## Exercise
Each entry below is to be written out exactly, and the pictures are to be left out.

## Task input
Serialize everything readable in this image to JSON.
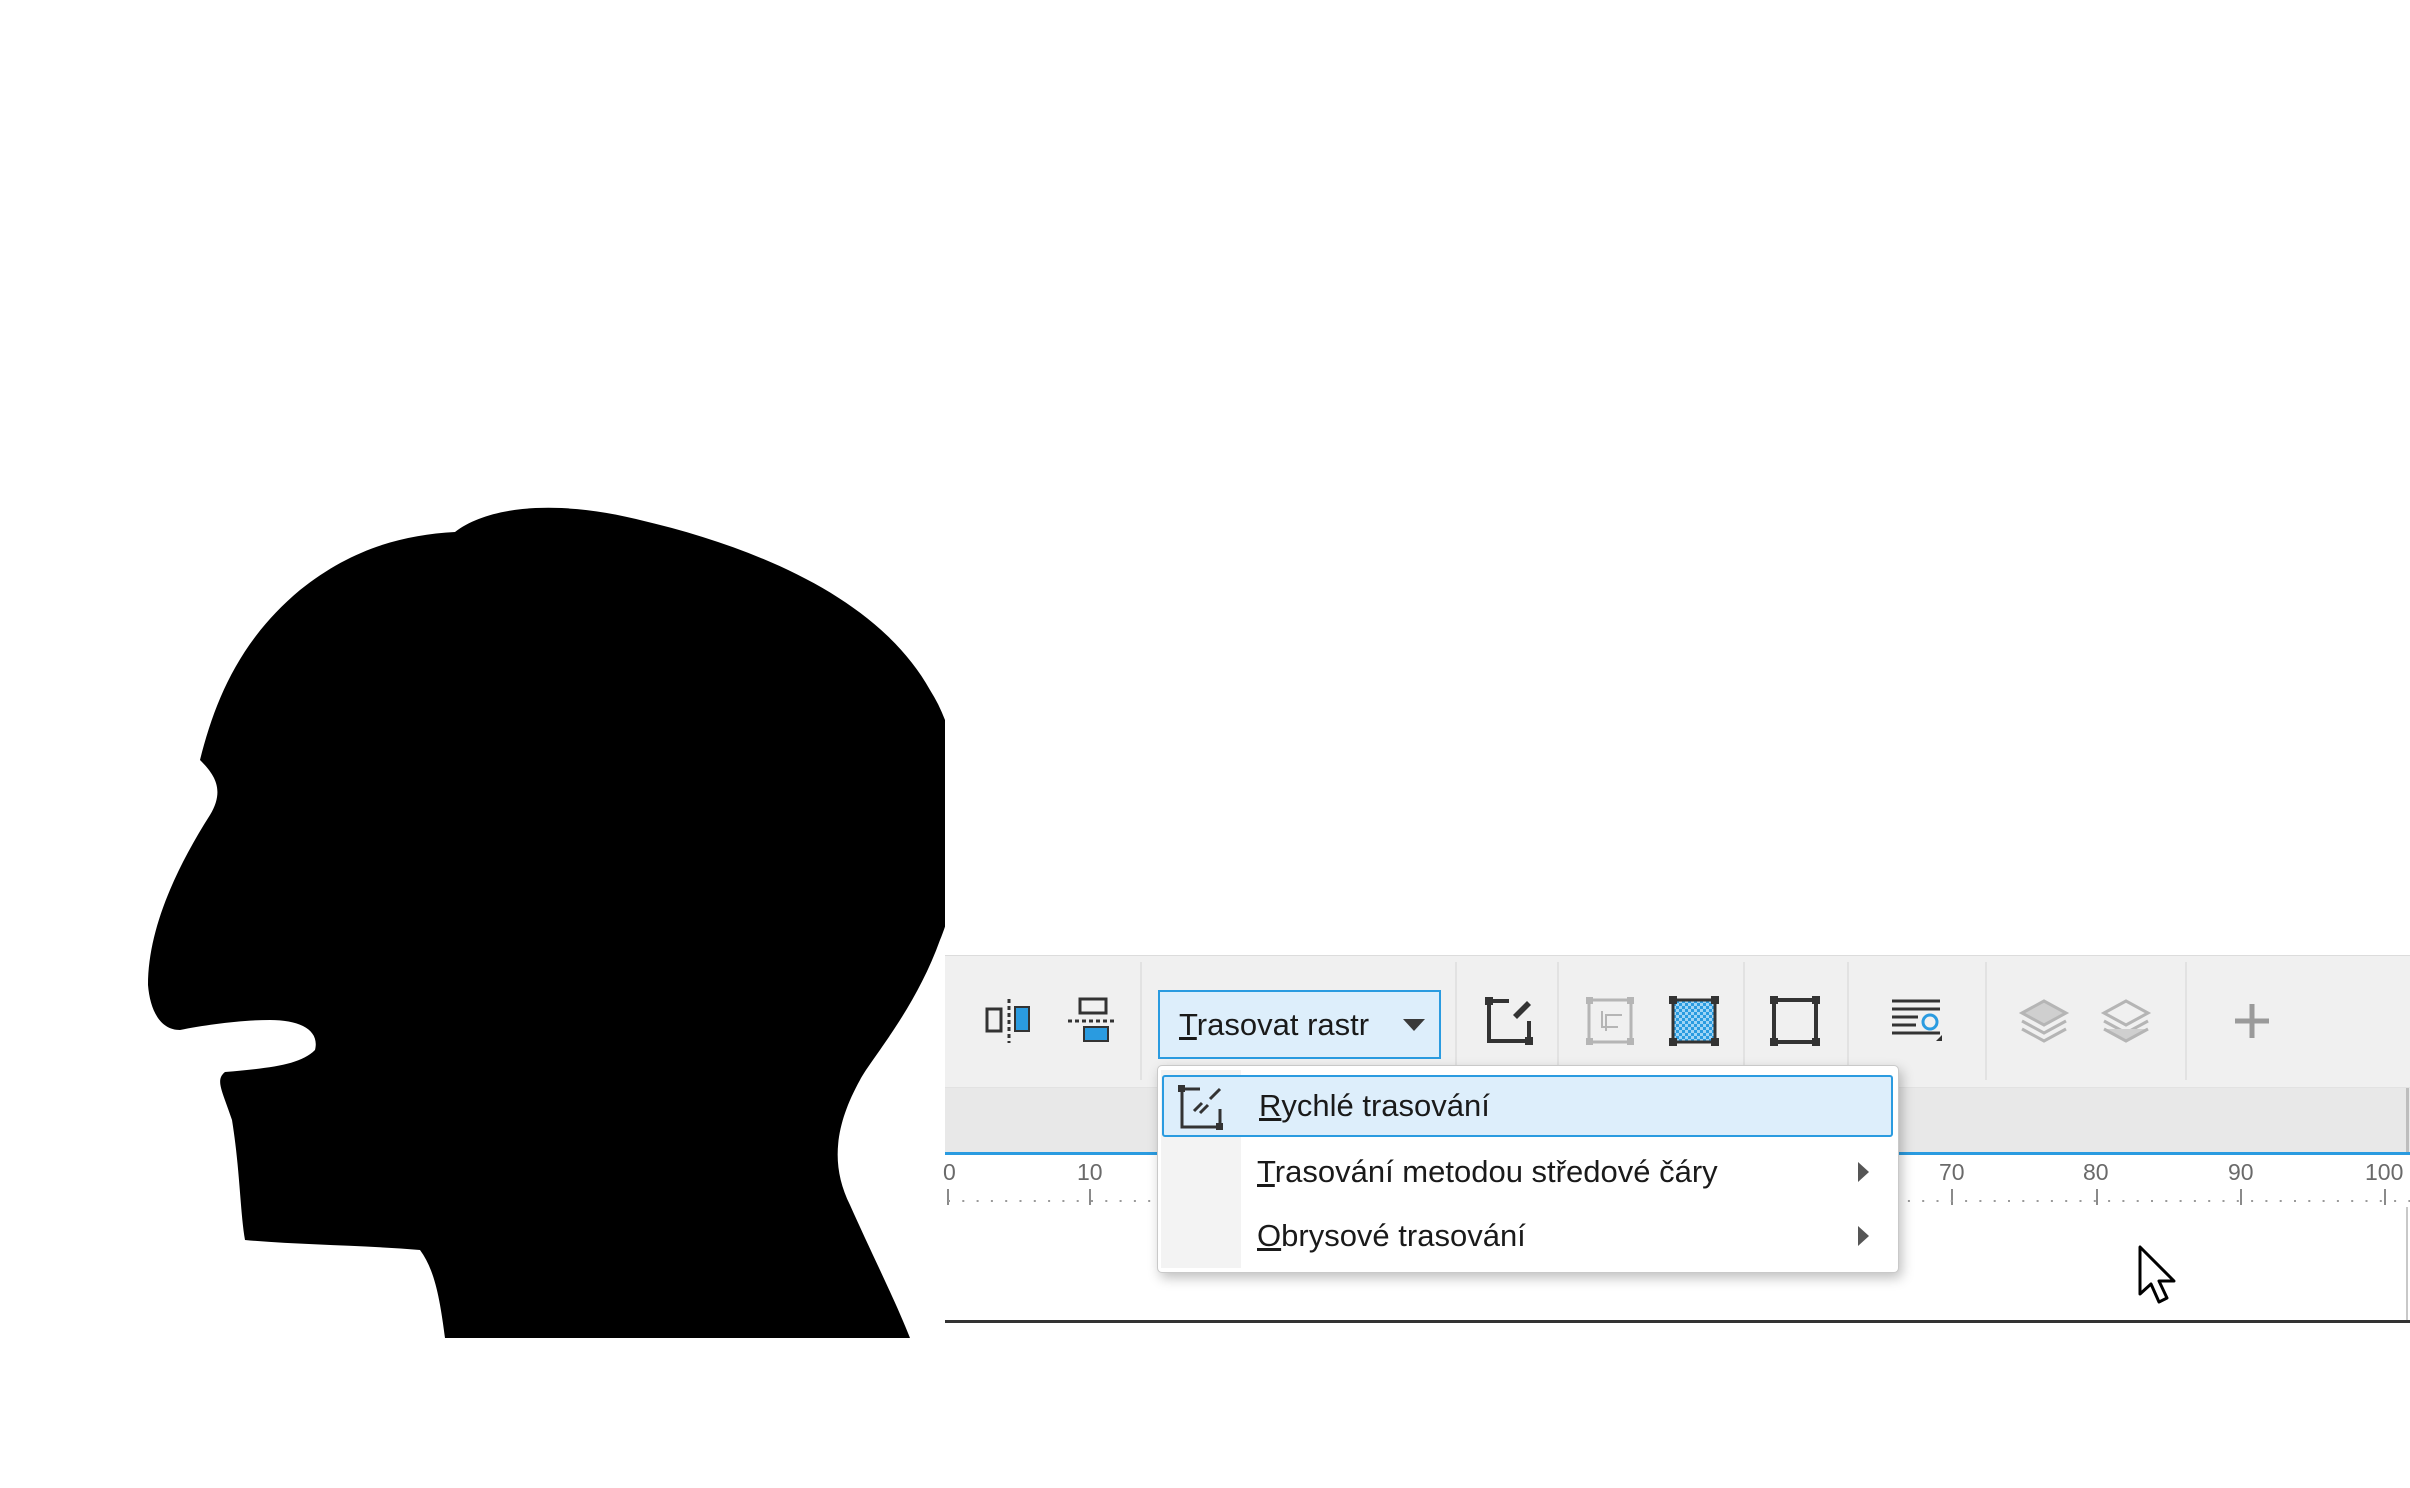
{
  "toolbar": {
    "trace_button": {
      "accel": "T",
      "rest": "rasovat rastr"
    },
    "icons": [
      "align-icon",
      "distribute-icon",
      "edit-bitmap-icon",
      "crop-bitmap-icon",
      "bitmap-color-mask-icon",
      "bounding-box-icon",
      "text-wrap-icon",
      "bring-forward-icon",
      "send-backward-icon",
      "add-icon"
    ]
  },
  "menu": {
    "items": [
      {
        "accel": "R",
        "rest": "ychlé trasování",
        "icon": "quick-trace-icon",
        "submenu": false,
        "highlighted": true
      },
      {
        "accel": "T",
        "rest": "rasování metodou středové čáry",
        "submenu": true,
        "highlighted": false
      },
      {
        "accel": "O",
        "rest": "brysové trasování",
        "submenu": true,
        "highlighted": false
      }
    ]
  },
  "ruler": {
    "labels": [
      "0",
      "10",
      "70",
      "80",
      "90",
      "100"
    ]
  },
  "colors": {
    "accent": "#2a9be0",
    "highlight": "#ddeefb",
    "toolbar_bg": "#f0f0f0",
    "silhouette": "#000000"
  }
}
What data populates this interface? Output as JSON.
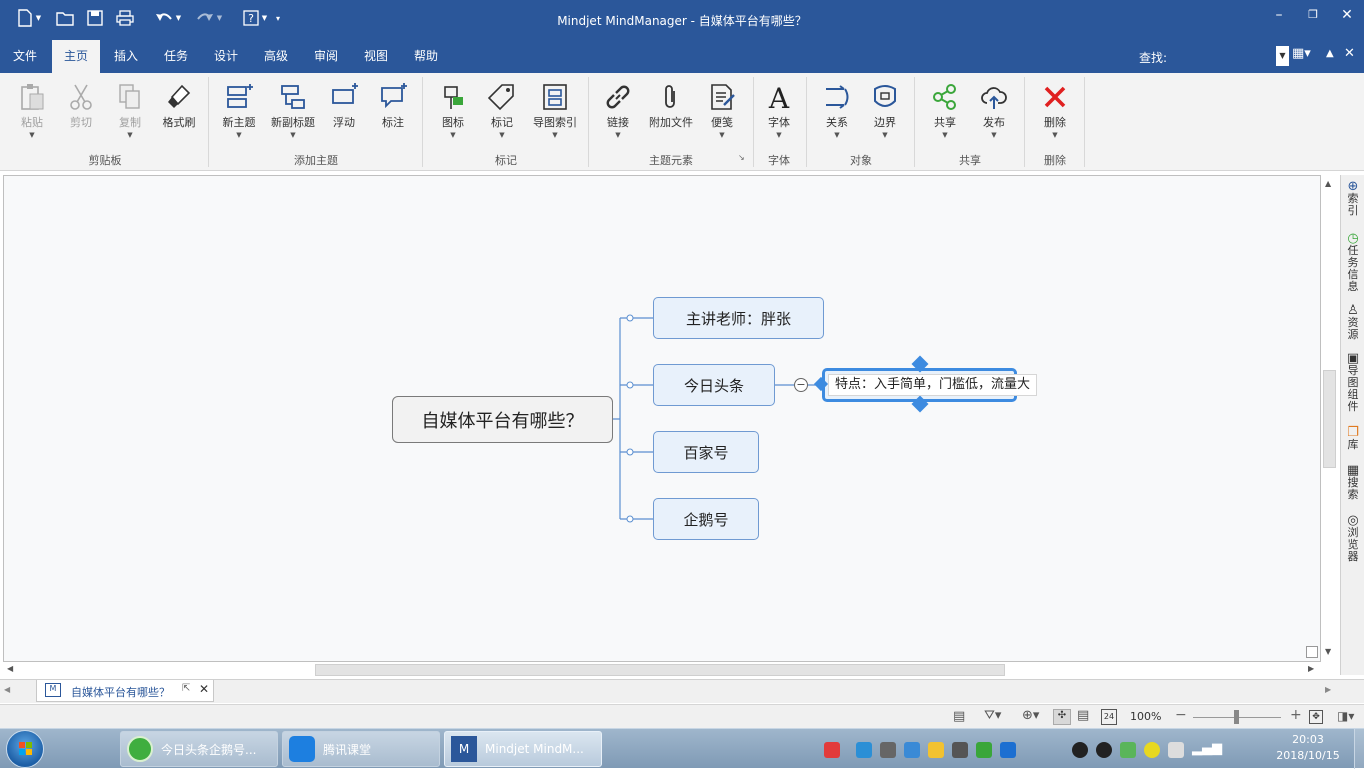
{
  "app": {
    "title": "Mindjet MindManager - 自媒体平台有哪些？",
    "find_label": "查找:"
  },
  "menu": {
    "tabs": [
      "文件",
      "主页",
      "插入",
      "任务",
      "设计",
      "高级",
      "审阅",
      "视图",
      "帮助"
    ],
    "active": "主页"
  },
  "ribbon": {
    "groups": [
      {
        "label": "剪贴板",
        "buttons": [
          "粘贴",
          "剪切",
          "复制",
          "格式刷"
        ]
      },
      {
        "label": "添加主题",
        "buttons": [
          "新主题",
          "新副标题",
          "浮动",
          "标注"
        ]
      },
      {
        "label": "标记",
        "buttons": [
          "图标",
          "标记",
          "导图索引"
        ]
      },
      {
        "label": "主题元素",
        "buttons": [
          "链接",
          "附加文件",
          "便笺"
        ]
      },
      {
        "label": "字体",
        "buttons": [
          "字体"
        ]
      },
      {
        "label": "对象",
        "buttons": [
          "关系",
          "边界"
        ]
      },
      {
        "label": "共享",
        "buttons": [
          "共享",
          "发布"
        ]
      },
      {
        "label": "删除",
        "buttons": [
          "删除"
        ]
      }
    ]
  },
  "map": {
    "central": "自媒体平台有哪些？",
    "topics": [
      "主讲老师：胖张",
      "今日头条",
      "百家号",
      "企鹅号"
    ],
    "editing_text": "特点：入手简单，门槛低，流量大"
  },
  "right_pane": {
    "items": [
      "索引",
      "任务信息",
      "资源",
      "导图组件",
      "库",
      "搜索",
      "浏览器"
    ]
  },
  "doc_tab": {
    "label": "自媒体平台有哪些？"
  },
  "status": {
    "zoom": "100%"
  },
  "taskbar": {
    "buttons": [
      "今日头条企鹅号...",
      "腾讯课堂",
      "Mindjet MindM..."
    ],
    "time": "20:03",
    "date": "2018/10/15"
  },
  "colors": {
    "titlebar": "#2b579a",
    "topic_fill": "#e8f1fb",
    "topic_border": "#6f9ad2",
    "branch_line": "#5b8fd0",
    "delete_red": "#e02020"
  }
}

## Exercise answer
Serialize everything readable in this image to JSON.
{
  "toolbar": {
    "trace_button": {
      "accel": "T",
      "rest": "rasovat rastr"
    },
    "icons": [
      "align-icon",
      "distribute-icon",
      "edit-bitmap-icon",
      "crop-bitmap-icon",
      "bitmap-color-mask-icon",
      "bounding-box-icon",
      "text-wrap-icon",
      "bring-forward-icon",
      "send-backward-icon",
      "add-icon"
    ]
  },
  "menu": {
    "items": [
      {
        "accel": "R",
        "rest": "ychlé trasování",
        "icon": "quick-trace-icon",
        "submenu": false,
        "highlighted": true
      },
      {
        "accel": "T",
        "rest": "rasování metodou středové čáry",
        "submenu": true,
        "highlighted": false
      },
      {
        "accel": "O",
        "rest": "brysové trasování",
        "submenu": true,
        "highlighted": false
      }
    ]
  },
  "ruler": {
    "labels": [
      "0",
      "10",
      "70",
      "80",
      "90",
      "100"
    ]
  },
  "colors": {
    "accent": "#2a9be0",
    "highlight": "#ddeefb",
    "toolbar_bg": "#f0f0f0",
    "silhouette": "#000000"
  }
}
What data populates this interface? Output as JSON.
{
  "app": {
    "title": "Mindjet MindManager - 自媒体平台有哪些？",
    "find_label": "查找:"
  },
  "menu": {
    "tabs": [
      "文件",
      "主页",
      "插入",
      "任务",
      "设计",
      "高级",
      "审阅",
      "视图",
      "帮助"
    ],
    "active": "主页"
  },
  "ribbon": {
    "groups": [
      {
        "label": "剪贴板",
        "buttons": [
          "粘贴",
          "剪切",
          "复制",
          "格式刷"
        ]
      },
      {
        "label": "添加主题",
        "buttons": [
          "新主题",
          "新副标题",
          "浮动",
          "标注"
        ]
      },
      {
        "label": "标记",
        "buttons": [
          "图标",
          "标记",
          "导图索引"
        ]
      },
      {
        "label": "主题元素",
        "buttons": [
          "链接",
          "附加文件",
          "便笺"
        ]
      },
      {
        "label": "字体",
        "buttons": [
          "字体"
        ]
      },
      {
        "label": "对象",
        "buttons": [
          "关系",
          "边界"
        ]
      },
      {
        "label": "共享",
        "buttons": [
          "共享",
          "发布"
        ]
      },
      {
        "label": "删除",
        "buttons": [
          "删除"
        ]
      }
    ]
  },
  "map": {
    "central": "自媒体平台有哪些？",
    "topics": [
      "主讲老师：胖张",
      "今日头条",
      "百家号",
      "企鹅号"
    ],
    "editing_text": "特点：入手简单，门槛低，流量大"
  },
  "right_pane": {
    "items": [
      "索引",
      "任务信息",
      "资源",
      "导图组件",
      "库",
      "搜索",
      "浏览器"
    ]
  },
  "doc_tab": {
    "label": "自媒体平台有哪些？"
  },
  "status": {
    "zoom": "100%"
  },
  "taskbar": {
    "buttons": [
      "今日头条企鹅号...",
      "腾讯课堂",
      "Mindjet MindM..."
    ],
    "time": "20:03",
    "date": "2018/10/15"
  },
  "colors": {
    "titlebar": "#2b579a",
    "topic_fill": "#e8f1fb",
    "topic_border": "#6f9ad2",
    "branch_line": "#5b8fd0",
    "delete_red": "#e02020"
  }
}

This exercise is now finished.